Which lines in the records below contain the word "обработке"? Copy each of them.

### Data
┄┄┄┄┄┄

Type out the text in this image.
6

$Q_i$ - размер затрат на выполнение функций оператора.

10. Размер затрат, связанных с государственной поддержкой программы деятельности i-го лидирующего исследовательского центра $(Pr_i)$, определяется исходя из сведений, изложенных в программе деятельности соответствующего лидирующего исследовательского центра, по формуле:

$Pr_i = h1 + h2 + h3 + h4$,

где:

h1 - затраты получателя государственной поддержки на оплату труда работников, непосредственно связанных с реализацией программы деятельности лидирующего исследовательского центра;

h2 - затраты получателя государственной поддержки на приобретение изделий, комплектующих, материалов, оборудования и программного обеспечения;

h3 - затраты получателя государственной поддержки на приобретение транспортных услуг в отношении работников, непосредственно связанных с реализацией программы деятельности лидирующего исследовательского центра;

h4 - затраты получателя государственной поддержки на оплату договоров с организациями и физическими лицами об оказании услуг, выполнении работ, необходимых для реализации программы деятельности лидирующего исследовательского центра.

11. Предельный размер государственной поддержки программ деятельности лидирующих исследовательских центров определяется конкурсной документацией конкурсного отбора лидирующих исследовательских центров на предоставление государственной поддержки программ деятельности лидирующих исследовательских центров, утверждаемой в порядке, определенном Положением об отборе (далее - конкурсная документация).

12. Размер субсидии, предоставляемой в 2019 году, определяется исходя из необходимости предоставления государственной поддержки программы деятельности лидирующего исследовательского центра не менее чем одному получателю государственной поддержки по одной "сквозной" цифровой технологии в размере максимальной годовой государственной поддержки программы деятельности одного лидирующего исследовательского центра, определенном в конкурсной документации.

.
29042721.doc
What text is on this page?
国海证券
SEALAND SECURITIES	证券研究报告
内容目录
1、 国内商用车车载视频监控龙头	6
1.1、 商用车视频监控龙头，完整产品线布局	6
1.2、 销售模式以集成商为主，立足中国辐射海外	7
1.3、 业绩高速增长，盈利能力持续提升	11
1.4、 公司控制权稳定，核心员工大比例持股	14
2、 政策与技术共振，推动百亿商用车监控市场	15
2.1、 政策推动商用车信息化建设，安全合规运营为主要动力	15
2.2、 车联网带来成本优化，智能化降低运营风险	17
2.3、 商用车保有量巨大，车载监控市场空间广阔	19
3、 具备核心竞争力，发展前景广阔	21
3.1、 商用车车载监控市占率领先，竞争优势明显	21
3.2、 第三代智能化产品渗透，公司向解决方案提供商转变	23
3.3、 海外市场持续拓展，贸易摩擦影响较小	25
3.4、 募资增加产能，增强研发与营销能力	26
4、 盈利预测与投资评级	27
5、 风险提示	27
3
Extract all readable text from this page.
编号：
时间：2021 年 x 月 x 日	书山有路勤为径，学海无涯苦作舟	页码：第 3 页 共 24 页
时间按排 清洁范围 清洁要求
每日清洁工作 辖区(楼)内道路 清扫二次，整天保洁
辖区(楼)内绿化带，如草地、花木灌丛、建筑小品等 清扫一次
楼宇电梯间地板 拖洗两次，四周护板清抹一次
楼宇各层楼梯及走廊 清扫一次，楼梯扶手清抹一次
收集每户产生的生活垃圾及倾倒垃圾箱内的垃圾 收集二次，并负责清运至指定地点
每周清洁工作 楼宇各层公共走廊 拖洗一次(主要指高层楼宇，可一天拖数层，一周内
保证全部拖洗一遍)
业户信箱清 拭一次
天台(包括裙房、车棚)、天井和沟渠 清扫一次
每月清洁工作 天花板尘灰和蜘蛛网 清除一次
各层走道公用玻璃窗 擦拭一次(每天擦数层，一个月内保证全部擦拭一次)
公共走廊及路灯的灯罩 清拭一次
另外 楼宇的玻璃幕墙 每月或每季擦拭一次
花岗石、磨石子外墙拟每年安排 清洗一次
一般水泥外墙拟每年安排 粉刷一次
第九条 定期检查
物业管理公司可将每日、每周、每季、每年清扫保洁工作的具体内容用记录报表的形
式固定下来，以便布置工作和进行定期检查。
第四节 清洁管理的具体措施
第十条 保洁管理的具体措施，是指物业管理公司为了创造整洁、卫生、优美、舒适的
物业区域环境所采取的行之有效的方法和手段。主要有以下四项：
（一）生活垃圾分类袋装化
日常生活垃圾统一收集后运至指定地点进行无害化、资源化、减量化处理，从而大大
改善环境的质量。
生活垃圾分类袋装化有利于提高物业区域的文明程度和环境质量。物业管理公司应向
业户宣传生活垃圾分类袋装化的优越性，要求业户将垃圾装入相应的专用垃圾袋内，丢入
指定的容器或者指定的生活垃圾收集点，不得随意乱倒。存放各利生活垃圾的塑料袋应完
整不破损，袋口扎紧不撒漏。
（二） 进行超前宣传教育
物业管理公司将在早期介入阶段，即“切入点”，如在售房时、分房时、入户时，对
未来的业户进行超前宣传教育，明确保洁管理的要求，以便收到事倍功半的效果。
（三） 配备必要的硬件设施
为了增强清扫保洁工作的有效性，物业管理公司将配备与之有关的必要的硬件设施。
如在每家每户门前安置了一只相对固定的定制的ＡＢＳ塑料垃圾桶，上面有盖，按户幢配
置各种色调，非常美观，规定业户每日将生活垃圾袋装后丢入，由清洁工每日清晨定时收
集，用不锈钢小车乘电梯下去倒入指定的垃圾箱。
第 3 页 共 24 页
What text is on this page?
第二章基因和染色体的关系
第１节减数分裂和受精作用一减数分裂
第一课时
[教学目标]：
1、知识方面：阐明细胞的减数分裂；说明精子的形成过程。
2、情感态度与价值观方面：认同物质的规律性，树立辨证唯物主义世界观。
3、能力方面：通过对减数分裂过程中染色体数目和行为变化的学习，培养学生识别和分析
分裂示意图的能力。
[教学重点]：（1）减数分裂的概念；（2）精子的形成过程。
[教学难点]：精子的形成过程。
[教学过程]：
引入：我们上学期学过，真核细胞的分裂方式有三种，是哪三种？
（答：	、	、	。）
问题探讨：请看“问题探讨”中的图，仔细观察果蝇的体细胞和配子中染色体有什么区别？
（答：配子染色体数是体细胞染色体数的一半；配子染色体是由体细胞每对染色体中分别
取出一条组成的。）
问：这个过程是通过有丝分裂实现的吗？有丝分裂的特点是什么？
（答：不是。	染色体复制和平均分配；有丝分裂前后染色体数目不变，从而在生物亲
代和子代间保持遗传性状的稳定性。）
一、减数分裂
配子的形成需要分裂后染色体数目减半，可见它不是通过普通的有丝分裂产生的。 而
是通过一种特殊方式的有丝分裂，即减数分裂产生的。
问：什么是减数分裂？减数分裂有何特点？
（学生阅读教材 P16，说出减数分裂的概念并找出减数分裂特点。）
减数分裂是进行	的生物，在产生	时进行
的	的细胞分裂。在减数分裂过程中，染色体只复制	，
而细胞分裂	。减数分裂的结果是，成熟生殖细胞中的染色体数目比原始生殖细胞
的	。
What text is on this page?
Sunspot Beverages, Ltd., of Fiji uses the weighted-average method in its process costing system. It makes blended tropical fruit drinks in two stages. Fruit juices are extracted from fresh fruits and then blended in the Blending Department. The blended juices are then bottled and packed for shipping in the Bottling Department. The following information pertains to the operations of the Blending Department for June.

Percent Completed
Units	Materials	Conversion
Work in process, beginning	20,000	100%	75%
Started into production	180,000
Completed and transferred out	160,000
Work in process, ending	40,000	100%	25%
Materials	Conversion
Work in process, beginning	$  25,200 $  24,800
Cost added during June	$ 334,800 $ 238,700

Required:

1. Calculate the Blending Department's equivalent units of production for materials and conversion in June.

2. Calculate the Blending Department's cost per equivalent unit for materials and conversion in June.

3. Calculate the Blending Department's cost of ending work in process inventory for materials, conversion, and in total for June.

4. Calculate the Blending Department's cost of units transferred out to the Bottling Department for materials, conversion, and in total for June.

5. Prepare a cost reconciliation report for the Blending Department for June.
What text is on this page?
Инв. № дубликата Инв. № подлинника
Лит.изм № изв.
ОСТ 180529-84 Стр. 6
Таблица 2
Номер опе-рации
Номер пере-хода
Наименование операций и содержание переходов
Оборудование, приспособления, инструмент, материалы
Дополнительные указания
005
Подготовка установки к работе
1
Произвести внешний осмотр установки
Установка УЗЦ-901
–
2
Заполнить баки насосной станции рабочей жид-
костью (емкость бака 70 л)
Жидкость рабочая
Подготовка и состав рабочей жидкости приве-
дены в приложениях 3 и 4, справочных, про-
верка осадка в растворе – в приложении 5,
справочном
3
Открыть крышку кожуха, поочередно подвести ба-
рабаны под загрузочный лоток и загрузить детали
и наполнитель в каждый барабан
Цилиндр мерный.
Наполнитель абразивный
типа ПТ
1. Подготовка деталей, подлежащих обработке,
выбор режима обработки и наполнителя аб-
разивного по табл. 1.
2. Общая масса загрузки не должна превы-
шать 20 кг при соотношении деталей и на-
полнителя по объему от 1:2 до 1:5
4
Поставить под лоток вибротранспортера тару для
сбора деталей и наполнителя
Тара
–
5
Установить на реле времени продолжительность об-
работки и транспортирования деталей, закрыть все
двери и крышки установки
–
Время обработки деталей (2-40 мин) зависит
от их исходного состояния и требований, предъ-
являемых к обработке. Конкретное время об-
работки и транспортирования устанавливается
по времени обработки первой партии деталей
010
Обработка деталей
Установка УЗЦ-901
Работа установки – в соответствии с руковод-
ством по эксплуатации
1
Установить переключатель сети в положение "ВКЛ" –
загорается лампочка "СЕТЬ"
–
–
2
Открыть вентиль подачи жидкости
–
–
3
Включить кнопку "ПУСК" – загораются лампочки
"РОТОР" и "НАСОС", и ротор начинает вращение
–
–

┄┄┄┄┄┄

### Answer below
1. Подготовка деталей, подлежащих обработке,
являемых к обработке. Конкретное время об-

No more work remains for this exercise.